START Exercise materials

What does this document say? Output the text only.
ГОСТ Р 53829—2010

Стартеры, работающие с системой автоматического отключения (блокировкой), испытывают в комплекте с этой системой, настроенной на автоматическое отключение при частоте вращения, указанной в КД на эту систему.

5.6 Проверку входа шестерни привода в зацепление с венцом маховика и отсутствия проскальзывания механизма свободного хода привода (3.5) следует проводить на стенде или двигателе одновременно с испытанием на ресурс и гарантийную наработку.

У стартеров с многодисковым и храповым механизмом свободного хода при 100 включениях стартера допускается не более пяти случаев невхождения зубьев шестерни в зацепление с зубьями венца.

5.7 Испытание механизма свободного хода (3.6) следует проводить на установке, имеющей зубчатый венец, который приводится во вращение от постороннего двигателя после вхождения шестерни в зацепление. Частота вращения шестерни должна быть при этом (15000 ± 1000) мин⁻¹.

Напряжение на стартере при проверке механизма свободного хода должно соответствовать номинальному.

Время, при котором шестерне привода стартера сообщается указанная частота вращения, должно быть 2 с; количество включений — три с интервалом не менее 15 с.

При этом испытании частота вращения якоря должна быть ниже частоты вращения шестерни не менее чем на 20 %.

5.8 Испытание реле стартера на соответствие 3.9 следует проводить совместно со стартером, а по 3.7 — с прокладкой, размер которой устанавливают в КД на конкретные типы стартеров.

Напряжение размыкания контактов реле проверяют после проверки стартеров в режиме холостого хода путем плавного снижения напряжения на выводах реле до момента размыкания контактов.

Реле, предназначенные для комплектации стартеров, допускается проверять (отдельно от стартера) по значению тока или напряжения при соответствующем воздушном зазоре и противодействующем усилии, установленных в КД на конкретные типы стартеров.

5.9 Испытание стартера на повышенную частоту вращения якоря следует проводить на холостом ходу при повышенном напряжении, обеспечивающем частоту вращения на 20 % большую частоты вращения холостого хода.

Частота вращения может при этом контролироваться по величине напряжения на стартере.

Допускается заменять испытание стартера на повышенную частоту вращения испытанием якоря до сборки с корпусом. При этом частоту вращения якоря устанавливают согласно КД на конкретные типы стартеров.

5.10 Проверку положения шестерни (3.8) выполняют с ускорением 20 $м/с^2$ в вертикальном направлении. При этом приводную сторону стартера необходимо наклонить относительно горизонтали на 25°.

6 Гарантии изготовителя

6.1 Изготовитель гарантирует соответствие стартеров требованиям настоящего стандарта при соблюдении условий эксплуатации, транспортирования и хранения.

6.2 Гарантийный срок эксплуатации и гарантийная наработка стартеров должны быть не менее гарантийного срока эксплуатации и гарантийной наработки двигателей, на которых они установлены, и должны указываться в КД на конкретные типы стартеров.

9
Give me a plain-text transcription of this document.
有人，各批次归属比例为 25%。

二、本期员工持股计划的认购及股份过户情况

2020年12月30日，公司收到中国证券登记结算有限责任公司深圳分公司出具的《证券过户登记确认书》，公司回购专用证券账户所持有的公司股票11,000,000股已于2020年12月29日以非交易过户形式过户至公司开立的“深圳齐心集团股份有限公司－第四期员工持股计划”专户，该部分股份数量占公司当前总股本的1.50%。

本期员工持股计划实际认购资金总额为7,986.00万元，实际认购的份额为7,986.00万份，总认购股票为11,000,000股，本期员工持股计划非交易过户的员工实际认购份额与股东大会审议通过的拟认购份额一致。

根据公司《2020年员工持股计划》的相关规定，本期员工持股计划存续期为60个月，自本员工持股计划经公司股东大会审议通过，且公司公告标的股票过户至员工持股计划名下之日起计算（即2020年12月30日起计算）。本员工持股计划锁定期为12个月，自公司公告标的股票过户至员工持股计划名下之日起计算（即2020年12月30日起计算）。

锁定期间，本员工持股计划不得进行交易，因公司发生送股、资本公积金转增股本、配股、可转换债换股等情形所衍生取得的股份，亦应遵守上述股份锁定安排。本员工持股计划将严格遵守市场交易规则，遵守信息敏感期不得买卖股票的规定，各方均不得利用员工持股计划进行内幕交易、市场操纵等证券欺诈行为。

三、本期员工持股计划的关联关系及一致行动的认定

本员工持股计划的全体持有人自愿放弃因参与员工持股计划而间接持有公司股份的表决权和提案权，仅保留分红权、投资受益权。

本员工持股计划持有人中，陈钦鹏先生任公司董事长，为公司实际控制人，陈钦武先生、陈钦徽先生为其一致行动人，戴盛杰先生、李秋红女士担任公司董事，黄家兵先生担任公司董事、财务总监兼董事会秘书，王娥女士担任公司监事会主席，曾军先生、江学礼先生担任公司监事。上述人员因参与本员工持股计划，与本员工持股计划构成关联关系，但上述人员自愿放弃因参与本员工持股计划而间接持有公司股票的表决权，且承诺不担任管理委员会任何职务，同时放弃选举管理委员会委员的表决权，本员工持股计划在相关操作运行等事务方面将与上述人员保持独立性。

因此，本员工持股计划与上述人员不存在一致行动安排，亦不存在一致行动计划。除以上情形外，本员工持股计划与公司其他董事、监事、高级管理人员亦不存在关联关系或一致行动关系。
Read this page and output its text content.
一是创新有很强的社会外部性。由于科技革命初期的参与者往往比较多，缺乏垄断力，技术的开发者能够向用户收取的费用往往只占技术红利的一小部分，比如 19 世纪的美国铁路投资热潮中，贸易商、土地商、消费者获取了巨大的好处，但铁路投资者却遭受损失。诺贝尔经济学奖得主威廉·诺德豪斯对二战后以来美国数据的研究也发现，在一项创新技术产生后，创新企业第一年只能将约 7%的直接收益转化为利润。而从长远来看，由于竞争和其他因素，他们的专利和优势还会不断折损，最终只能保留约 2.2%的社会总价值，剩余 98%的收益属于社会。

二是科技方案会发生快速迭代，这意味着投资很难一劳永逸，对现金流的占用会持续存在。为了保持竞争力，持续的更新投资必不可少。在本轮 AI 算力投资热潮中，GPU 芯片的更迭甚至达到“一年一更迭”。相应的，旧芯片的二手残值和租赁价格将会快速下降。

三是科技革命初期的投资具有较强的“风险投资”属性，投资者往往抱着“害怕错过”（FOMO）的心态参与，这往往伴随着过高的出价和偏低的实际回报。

END Exercise materials

- [Goal]:
The line containing "Read this page and output its text content." marks the start; retype it and each line after it through the end of the records above, exactly.

- [The answer]:
Read this page and output its text content.
一是创新有很强的社会外部性。由于科技革命初期的参与者往往比较多，缺乏垄断力，技术的开发者能够向用户收取的费用往往只占技术红利的一小部分，比如 19 世纪的美国铁路投资热潮中，贸易商、土地商、消费者获取了巨大的好处，但铁路投资者却遭受损失。诺贝尔经济学奖得主威廉·诺德豪斯对二战后以来美国数据的研究也发现，在一项创新技术产生后，创新企业第一年只能将约 7%的直接收益转化为利润。而从长远来看，由于竞争和其他因素，他们的专利和优势还会不断折损，最终只能保留约 2.2%的社会总价值，剩余 98%的收益属于社会。

二是科技方案会发生快速迭代，这意味着投资很难一劳永逸，对现金流的占用会持续存在。为了保持竞争力，持续的更新投资必不可少。在本轮 AI 算力投资热潮中，GPU 芯片的更迭甚至达到“一年一更迭”。相应的，旧芯片的二手残值和租赁价格将会快速下降。

三是科技革命初期的投资具有较强的“风险投资”属性，投资者往往抱着“害怕错过”（FOMO）的心态参与，这往往伴随着过高的出价和偏低的实际回报。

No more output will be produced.